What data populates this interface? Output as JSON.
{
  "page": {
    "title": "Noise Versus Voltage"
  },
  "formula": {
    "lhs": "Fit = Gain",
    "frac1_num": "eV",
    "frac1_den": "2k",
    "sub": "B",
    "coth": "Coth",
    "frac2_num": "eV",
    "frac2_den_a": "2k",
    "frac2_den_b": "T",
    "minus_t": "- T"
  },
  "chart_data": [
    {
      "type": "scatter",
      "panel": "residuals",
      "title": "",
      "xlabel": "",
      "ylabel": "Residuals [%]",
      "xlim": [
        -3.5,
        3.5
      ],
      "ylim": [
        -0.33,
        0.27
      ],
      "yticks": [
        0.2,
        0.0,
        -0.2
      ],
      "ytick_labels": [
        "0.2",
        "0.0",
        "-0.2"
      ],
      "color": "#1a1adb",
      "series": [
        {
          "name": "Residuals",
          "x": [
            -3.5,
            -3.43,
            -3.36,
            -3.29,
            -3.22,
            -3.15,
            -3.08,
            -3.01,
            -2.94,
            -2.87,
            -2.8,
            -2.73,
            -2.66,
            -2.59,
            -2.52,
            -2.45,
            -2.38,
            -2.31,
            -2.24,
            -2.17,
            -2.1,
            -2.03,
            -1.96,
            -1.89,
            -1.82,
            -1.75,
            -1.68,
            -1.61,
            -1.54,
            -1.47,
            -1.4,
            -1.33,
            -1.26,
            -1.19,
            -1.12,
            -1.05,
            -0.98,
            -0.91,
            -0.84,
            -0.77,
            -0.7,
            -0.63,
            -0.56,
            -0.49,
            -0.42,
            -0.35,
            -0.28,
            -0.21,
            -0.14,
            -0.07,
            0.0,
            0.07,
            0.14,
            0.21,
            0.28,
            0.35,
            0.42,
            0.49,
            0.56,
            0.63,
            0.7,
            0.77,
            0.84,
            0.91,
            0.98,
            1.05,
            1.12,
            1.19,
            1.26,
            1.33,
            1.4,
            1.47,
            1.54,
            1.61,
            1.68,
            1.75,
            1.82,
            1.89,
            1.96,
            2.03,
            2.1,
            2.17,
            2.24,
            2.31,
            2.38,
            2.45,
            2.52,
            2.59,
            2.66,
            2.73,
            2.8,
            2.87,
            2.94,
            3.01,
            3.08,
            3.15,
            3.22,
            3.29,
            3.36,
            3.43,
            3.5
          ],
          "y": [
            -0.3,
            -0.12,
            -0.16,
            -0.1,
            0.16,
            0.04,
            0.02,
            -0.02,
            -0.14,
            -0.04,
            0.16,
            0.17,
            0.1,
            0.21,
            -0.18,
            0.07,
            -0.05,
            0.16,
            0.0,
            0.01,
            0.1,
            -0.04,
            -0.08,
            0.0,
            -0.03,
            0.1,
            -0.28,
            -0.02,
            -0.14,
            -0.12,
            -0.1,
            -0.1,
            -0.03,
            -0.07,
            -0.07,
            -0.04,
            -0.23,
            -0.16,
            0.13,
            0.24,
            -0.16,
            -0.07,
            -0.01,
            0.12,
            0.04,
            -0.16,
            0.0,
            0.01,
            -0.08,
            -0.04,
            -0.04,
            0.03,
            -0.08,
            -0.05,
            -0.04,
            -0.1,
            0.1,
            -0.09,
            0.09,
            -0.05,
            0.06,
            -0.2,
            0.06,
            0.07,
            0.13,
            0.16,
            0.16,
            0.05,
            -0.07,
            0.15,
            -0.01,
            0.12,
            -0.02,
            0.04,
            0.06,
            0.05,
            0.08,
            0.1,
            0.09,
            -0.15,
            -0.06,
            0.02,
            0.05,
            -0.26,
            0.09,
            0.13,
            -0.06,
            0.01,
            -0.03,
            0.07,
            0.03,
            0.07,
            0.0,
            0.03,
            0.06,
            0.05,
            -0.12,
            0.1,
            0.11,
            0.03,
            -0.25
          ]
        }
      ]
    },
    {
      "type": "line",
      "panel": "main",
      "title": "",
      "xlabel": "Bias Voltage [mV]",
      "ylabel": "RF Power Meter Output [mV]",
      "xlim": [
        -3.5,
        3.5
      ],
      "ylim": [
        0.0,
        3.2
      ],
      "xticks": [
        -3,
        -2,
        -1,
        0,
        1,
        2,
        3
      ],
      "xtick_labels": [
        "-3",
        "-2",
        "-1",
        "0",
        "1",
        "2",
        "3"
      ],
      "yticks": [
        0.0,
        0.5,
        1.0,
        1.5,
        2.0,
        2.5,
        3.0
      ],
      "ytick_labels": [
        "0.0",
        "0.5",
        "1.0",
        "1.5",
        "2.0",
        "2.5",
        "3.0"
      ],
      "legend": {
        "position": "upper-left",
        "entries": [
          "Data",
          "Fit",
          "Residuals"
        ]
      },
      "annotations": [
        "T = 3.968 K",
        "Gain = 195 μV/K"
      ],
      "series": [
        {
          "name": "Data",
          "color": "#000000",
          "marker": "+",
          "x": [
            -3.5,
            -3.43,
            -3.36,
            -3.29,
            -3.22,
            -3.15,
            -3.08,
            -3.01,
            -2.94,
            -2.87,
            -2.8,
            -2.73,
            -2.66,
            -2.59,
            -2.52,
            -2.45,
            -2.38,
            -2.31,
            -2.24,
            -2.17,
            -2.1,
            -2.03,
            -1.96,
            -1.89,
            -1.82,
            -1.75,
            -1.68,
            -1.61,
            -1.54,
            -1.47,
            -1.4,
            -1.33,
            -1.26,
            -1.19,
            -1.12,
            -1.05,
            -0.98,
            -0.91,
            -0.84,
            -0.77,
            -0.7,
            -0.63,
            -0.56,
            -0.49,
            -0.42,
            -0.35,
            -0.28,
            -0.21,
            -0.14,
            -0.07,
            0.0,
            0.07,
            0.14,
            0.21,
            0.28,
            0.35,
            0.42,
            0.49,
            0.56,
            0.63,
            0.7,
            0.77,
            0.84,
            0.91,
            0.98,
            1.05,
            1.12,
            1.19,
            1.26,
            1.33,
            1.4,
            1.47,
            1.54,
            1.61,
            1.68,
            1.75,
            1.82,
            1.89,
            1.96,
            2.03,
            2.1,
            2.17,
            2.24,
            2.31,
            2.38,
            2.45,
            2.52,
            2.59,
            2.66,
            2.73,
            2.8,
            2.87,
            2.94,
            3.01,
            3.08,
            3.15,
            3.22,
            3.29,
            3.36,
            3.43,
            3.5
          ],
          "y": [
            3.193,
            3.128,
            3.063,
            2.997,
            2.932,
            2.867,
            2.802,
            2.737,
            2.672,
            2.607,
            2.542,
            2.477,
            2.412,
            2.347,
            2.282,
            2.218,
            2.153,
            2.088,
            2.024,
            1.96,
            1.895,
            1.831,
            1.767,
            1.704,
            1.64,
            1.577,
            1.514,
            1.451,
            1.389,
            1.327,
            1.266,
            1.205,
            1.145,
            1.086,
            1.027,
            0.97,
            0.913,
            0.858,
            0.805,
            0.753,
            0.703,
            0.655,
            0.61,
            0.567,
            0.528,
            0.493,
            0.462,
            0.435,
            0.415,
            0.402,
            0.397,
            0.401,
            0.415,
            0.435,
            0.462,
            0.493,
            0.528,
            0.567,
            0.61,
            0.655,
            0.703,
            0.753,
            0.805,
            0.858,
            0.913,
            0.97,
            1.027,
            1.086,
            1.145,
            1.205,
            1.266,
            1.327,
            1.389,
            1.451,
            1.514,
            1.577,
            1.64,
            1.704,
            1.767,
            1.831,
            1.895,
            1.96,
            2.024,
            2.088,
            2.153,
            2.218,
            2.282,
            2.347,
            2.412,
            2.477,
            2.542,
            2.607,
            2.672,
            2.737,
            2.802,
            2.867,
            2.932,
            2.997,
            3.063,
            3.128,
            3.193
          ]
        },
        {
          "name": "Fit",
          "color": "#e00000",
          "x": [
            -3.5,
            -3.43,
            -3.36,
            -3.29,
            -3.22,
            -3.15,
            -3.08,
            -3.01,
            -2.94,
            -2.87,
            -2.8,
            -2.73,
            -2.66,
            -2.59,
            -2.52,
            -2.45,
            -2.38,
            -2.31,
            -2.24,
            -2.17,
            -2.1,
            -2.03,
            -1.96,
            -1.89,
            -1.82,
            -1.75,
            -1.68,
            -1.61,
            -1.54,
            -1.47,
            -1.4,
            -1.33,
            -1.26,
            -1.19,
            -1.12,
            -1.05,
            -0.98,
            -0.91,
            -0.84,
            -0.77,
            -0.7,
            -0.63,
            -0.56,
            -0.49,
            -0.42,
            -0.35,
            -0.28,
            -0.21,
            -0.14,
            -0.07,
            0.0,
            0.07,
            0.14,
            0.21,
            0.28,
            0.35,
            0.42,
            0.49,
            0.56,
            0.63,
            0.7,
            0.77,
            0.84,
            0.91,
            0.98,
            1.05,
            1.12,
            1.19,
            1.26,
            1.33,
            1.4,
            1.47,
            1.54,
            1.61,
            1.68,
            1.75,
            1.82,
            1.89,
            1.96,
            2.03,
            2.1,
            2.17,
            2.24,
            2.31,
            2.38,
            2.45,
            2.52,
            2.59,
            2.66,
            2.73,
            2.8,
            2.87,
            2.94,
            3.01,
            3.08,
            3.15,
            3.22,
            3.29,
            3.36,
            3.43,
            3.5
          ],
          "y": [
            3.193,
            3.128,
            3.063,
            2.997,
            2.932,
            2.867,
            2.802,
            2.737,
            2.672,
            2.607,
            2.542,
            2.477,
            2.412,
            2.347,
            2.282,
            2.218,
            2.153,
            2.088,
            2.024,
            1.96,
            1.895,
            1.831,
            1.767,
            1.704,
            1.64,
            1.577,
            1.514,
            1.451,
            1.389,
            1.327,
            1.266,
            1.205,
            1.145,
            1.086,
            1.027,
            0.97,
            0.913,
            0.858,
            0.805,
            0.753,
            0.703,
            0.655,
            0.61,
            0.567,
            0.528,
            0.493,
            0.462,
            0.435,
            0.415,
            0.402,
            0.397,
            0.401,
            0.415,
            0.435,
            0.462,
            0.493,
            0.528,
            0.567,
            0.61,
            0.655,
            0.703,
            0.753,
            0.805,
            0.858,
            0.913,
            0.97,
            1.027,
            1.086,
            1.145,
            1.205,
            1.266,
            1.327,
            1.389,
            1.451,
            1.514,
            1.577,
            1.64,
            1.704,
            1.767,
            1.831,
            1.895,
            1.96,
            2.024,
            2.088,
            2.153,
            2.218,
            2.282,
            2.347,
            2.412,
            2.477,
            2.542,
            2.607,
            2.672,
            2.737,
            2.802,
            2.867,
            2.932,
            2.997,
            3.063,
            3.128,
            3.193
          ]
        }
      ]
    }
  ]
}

Goal of the exercise: State the count of lines holding the string "Output" in the listing above, and nothing else.

Result of this task: 2